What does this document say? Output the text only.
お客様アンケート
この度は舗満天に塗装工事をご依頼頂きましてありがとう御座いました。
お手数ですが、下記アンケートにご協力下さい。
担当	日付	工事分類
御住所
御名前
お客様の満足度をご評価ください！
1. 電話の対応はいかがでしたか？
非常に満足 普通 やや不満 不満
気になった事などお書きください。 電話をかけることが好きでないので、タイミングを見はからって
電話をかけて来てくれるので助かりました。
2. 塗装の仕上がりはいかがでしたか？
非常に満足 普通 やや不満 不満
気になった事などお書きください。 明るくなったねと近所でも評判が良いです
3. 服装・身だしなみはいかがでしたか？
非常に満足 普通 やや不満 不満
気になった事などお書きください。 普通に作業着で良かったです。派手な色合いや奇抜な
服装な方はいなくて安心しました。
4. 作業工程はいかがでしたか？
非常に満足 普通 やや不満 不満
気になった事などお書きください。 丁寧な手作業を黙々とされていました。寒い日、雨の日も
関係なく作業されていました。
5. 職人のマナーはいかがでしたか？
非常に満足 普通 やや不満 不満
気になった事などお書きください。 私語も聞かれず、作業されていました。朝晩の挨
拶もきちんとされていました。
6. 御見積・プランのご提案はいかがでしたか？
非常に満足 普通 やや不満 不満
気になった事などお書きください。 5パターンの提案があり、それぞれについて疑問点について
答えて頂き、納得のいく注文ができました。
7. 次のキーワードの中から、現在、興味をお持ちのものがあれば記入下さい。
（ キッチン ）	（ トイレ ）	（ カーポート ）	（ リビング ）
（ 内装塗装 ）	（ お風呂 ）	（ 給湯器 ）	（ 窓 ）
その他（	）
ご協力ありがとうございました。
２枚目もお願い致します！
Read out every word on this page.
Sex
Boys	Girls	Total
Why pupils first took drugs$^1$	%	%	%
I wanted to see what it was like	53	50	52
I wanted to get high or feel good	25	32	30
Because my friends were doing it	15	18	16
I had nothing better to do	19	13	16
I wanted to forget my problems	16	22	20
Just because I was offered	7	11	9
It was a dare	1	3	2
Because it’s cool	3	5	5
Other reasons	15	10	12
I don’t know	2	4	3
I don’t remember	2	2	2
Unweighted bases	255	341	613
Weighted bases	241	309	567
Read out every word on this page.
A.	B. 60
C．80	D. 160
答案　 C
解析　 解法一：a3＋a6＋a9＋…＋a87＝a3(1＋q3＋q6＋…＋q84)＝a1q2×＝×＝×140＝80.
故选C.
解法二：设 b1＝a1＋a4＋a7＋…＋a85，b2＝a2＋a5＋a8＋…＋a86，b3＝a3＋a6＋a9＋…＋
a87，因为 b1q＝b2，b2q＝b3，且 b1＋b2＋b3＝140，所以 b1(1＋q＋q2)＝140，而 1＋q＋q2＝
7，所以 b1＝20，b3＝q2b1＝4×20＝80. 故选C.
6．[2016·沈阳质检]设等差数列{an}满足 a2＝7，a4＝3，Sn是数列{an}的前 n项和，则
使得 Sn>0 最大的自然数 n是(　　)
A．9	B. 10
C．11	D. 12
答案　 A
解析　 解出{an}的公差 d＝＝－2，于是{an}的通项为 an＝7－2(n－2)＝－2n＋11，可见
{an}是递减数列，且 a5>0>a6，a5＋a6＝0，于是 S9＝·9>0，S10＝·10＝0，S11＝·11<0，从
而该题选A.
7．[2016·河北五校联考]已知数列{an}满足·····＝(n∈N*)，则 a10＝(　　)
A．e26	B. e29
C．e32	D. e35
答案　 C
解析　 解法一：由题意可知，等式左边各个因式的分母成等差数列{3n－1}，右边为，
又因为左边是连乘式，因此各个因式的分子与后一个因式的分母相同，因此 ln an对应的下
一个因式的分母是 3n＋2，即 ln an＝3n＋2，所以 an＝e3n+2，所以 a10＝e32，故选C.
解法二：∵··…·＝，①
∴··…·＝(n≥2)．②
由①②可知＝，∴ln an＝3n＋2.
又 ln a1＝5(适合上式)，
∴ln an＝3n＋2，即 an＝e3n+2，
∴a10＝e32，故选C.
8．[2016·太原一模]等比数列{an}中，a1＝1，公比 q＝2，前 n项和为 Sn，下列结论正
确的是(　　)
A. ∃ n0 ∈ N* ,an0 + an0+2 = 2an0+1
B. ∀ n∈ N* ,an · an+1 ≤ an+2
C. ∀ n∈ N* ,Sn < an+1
= = =
Goal of the exercise
List each line in the listing that contains the string "wanted".

Response to the task
I wanted to see what it was like	53	50	52
I wanted to get high or feel good	25	32	30
I wanted to forget my problems	16	22	20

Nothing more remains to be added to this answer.